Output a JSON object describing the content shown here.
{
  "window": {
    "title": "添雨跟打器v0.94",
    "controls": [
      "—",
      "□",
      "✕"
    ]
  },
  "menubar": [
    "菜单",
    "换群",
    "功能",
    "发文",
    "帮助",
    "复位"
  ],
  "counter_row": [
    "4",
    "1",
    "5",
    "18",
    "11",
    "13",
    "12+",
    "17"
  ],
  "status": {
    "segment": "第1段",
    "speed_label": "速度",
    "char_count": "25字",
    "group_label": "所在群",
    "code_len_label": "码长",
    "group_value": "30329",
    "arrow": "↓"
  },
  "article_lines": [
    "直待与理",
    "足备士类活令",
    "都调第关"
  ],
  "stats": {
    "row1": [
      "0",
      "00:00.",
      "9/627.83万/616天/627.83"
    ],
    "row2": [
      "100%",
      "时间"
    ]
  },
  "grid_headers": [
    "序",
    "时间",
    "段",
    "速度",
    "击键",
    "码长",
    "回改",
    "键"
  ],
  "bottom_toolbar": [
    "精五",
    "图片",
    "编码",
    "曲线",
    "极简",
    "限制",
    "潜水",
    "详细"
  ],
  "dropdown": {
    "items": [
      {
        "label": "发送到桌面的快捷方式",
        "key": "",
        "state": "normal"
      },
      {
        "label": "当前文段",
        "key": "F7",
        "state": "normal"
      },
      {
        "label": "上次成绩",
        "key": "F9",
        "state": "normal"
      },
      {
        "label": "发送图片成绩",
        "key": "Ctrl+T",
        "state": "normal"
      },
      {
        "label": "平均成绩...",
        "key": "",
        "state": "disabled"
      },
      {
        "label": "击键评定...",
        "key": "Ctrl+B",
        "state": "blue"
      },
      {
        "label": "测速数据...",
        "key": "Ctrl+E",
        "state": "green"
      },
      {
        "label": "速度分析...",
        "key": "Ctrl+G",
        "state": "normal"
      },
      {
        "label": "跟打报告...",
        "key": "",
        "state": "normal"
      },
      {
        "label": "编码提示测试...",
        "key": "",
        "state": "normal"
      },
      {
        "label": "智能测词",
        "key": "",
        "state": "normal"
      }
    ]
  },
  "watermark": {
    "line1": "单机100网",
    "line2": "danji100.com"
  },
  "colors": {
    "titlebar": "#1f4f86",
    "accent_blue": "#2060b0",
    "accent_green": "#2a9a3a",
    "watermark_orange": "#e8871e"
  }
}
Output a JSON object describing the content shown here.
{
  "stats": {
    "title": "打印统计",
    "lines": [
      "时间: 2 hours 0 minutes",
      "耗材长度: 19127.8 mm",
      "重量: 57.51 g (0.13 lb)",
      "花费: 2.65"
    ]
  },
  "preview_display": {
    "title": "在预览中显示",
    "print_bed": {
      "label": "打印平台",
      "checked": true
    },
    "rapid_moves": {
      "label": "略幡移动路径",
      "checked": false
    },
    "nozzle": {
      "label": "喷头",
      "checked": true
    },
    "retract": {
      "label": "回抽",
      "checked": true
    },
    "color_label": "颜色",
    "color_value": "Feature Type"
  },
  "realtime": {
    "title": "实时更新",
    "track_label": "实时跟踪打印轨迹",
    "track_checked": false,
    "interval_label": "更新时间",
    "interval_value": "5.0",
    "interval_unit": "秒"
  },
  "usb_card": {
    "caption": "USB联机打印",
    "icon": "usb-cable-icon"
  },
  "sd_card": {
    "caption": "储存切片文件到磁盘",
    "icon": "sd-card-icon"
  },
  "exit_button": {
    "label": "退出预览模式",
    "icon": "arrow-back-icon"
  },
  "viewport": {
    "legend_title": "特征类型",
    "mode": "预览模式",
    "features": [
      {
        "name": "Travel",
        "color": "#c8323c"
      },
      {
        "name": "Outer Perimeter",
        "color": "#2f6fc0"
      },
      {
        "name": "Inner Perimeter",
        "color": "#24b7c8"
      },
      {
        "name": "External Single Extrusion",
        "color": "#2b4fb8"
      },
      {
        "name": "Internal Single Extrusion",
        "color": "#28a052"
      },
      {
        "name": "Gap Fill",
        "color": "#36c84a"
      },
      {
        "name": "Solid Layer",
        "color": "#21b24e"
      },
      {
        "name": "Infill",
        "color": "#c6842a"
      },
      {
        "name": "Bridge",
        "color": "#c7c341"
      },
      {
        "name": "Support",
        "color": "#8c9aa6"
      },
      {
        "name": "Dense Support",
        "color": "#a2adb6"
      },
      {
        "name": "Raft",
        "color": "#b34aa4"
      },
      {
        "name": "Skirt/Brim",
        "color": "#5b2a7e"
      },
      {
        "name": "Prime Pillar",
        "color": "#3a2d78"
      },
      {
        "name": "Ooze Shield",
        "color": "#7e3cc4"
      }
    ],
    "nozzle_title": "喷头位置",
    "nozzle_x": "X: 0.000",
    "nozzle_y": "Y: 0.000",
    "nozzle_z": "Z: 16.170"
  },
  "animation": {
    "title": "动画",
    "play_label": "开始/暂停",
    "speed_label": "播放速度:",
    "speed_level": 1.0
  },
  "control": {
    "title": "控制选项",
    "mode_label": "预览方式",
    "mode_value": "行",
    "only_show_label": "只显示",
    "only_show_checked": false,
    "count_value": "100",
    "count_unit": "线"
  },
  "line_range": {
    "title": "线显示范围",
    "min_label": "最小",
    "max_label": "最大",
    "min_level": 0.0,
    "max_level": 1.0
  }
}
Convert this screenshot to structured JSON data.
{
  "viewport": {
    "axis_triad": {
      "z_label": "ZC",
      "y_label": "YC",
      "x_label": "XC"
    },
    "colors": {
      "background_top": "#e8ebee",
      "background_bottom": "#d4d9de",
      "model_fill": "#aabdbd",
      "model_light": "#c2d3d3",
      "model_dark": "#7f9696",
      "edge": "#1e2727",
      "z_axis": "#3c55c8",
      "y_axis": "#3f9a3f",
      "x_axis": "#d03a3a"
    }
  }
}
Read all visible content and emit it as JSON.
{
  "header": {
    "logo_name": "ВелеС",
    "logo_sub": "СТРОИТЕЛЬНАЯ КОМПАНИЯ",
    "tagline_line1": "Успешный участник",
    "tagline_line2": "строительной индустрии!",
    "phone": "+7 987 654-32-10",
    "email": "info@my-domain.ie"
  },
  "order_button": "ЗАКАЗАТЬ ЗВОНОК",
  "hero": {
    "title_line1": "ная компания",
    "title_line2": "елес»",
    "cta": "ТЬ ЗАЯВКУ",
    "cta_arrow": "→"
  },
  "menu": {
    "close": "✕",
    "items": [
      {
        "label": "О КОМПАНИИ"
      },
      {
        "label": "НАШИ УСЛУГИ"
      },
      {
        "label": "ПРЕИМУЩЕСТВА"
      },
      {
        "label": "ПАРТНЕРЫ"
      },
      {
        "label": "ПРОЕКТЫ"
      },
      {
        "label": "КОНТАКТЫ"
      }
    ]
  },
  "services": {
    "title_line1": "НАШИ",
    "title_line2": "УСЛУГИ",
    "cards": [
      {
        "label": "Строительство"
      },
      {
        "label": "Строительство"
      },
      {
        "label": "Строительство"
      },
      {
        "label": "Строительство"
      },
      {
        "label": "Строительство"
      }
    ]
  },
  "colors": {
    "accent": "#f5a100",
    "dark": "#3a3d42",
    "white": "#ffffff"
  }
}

• CHALLENGE: Your task is to return, exactly and on their own, the lines from the one containing "Convert this screenshot" through the last line of the listing.

• OUTPUT FOR THIS EXERCISE:
Convert this screenshot to structured JSON data.
{
  "viewport": {
    "axis_triad": {
      "z_label": "ZC",
      "y_label": "YC",
      "x_label": "XC"
    },
    "colors": {
      "background_top": "#e8ebee",
      "background_bottom": "#d4d9de",
      "model_fill": "#aabdbd",
      "model_light": "#c2d3d3",
      "model_dark": "#7f9696",
      "edge": "#1e2727",
      "z_axis": "#3c55c8",
      "y_axis": "#3f9a3f",
      "x_axis": "#d03a3a"
    }
  }
}
Read all visible content and emit it as JSON.
{
  "header": {
    "logo_name": "ВелеС",
    "logo_sub": "СТРОИТЕЛЬНАЯ КОМПАНИЯ",
    "tagline_line1": "Успешный участник",
    "tagline_line2": "строительной индустрии!",
    "phone": "+7 987 654-32-10",
    "email": "info@my-domain.ie"
  },
  "order_button": "ЗАКАЗАТЬ ЗВОНОК",
  "hero": {
    "title_line1": "ная компания",
    "title_line2": "елес»",
    "cta": "ТЬ ЗАЯВКУ",
    "cta_arrow": "→"
  },
  "menu": {
    "close": "✕",
    "items": [
      {
        "label": "О КОМПАНИИ"
      },
      {
        "label": "НАШИ УСЛУГИ"
      },
      {
        "label": "ПРЕИМУЩЕСТВА"
      },
      {
        "label": "ПАРТНЕРЫ"
      },
      {
        "label": "ПРОЕКТЫ"
      },
      {
        "label": "КОНТАКТЫ"
      }
    ]
  },
  "services": {
    "title_line1": "НАШИ",
    "title_line2": "УСЛУГИ",
    "cards": [
      {
        "label": "Строительство"
      },
      {
        "label": "Строительство"
      },
      {
        "label": "Строительство"
      },
      {
        "label": "Строительство"
      },
      {
        "label": "Строительство"
      }
    ]
  },
  "colors": {
    "accent": "#f5a100",
    "dark": "#3a3d42",
    "white": "#ffffff"
  }
}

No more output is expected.